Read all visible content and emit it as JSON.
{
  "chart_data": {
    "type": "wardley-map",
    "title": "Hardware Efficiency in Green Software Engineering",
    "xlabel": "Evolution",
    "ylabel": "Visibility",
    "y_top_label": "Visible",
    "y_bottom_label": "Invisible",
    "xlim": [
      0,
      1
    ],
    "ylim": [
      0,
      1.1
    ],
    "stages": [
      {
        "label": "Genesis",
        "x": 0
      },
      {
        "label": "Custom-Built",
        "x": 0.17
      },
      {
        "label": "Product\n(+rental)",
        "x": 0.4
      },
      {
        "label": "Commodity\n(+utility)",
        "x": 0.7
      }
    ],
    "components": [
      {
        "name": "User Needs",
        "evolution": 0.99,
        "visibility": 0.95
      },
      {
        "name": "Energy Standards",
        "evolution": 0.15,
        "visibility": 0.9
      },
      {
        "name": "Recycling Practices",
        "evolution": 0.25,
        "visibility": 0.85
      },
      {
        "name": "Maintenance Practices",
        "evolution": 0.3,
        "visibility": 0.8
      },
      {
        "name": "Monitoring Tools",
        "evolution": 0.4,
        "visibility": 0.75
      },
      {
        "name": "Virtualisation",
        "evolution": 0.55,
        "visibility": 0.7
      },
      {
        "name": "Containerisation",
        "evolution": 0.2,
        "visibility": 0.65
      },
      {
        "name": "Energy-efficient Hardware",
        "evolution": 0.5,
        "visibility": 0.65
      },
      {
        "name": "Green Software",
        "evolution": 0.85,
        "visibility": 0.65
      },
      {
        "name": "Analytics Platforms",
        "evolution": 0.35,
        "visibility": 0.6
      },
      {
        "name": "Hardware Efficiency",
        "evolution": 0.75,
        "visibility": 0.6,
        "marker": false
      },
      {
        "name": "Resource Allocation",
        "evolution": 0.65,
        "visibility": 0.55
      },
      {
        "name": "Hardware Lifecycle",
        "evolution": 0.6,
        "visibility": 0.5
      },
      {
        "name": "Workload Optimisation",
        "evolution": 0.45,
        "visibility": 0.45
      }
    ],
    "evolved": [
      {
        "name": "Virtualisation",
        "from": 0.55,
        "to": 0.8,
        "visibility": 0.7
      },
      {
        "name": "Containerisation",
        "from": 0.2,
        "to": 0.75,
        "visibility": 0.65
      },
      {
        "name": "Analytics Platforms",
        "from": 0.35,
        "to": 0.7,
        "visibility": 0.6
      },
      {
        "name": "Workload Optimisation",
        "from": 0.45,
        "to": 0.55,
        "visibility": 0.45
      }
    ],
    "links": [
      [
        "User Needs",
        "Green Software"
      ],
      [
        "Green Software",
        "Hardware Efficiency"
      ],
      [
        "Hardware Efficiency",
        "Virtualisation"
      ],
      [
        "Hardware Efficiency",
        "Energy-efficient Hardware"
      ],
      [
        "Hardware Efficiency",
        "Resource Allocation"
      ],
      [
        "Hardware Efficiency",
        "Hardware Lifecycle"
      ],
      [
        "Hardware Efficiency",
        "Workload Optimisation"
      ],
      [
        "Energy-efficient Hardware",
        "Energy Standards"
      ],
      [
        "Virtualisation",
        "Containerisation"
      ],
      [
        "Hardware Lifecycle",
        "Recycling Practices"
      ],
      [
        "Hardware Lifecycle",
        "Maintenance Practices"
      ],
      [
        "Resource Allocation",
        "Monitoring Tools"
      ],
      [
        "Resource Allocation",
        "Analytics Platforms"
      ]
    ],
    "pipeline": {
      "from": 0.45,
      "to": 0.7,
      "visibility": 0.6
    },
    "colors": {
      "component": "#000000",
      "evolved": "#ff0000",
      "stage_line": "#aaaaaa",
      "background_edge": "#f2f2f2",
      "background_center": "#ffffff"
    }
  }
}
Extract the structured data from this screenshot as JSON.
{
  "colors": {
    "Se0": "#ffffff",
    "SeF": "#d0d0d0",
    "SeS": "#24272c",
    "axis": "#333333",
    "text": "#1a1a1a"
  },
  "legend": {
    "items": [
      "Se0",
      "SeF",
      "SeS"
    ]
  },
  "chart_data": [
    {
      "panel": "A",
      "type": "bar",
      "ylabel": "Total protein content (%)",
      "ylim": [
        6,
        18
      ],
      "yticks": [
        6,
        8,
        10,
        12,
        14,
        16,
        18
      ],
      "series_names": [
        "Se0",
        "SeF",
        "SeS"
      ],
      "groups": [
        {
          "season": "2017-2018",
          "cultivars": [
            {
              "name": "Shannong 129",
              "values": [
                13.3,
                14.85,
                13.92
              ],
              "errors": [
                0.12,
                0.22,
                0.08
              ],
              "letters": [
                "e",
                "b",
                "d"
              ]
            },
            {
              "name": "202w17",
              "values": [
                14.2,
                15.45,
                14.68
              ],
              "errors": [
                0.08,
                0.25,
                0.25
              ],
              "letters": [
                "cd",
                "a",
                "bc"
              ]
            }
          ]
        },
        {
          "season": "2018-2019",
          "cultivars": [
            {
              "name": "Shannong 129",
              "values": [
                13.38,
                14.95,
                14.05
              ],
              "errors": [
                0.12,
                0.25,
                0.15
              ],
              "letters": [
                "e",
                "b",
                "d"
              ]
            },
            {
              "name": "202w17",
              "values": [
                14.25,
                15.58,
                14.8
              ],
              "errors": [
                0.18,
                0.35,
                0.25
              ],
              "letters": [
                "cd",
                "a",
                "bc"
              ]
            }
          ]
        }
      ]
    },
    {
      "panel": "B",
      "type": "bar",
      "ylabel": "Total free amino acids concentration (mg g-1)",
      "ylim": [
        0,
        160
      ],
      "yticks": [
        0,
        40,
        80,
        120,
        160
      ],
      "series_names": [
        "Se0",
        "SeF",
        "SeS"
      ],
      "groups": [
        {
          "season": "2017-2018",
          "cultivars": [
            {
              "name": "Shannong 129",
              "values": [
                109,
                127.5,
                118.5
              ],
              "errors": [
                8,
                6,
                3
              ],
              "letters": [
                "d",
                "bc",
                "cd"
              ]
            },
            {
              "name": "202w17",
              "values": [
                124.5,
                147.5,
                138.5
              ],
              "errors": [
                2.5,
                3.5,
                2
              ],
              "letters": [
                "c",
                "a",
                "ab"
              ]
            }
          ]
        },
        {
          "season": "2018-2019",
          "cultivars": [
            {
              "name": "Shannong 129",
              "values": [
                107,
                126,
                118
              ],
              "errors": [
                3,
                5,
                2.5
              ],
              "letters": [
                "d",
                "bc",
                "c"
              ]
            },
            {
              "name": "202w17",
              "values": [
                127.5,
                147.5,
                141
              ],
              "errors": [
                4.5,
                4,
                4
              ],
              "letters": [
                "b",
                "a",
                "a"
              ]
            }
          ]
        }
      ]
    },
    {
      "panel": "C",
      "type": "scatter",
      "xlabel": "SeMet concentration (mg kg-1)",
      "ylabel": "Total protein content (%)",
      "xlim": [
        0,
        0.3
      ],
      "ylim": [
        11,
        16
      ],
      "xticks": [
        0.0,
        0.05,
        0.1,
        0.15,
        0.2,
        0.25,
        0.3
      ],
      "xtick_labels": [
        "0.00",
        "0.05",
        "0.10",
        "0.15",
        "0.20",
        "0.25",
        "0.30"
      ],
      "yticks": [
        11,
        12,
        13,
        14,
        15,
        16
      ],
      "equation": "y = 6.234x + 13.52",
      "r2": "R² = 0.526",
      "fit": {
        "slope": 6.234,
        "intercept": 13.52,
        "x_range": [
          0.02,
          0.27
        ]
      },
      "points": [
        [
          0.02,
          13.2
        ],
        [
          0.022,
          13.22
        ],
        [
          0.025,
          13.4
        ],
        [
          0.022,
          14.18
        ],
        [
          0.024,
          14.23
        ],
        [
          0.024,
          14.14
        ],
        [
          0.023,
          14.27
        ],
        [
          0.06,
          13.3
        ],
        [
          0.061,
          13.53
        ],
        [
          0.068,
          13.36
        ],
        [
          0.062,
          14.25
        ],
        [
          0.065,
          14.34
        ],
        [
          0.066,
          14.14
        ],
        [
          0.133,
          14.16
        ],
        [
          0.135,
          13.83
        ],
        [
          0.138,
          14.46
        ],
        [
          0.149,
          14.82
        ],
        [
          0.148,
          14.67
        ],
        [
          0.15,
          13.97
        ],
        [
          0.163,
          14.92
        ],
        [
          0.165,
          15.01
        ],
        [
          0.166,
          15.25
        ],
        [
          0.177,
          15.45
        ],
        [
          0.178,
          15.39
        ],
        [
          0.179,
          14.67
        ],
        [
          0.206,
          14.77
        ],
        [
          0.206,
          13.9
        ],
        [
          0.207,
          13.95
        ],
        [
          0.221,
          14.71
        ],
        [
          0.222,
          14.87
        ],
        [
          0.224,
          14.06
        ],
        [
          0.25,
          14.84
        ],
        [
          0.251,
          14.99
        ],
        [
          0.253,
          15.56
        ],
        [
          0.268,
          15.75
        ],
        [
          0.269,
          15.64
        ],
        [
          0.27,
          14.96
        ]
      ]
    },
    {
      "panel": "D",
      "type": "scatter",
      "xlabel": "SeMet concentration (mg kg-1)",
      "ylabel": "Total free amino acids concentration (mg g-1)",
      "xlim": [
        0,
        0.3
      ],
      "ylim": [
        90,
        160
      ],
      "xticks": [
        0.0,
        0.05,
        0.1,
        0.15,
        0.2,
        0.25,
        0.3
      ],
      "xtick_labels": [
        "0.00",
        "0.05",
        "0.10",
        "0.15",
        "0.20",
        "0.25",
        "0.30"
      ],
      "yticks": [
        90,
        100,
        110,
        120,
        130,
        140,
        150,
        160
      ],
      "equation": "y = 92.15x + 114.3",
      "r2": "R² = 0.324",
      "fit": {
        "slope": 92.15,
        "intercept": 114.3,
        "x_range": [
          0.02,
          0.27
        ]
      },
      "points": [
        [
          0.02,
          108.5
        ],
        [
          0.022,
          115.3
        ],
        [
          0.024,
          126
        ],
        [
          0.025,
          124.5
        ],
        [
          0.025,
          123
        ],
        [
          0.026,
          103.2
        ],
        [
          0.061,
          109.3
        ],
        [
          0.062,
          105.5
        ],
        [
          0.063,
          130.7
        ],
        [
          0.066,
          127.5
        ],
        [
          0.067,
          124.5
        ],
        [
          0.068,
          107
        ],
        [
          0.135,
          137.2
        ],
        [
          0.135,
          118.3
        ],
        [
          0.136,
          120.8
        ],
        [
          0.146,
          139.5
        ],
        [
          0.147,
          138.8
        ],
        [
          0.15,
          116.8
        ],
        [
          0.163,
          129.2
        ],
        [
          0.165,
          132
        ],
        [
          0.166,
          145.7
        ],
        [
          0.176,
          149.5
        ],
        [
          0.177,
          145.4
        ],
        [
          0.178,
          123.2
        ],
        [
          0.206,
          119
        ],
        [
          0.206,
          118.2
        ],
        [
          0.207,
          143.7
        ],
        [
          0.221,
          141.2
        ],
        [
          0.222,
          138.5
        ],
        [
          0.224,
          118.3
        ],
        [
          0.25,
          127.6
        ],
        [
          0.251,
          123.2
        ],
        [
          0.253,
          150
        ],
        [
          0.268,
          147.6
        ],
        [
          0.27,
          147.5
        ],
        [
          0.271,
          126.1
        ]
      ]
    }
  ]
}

------------------------------------------------------------

> _Prompt_: What lines in the material above hold the word "Recycling"? Pull them out.

> _Solution for this problem_:
        "name": "Recycling Practices",
        "Recycling Practices"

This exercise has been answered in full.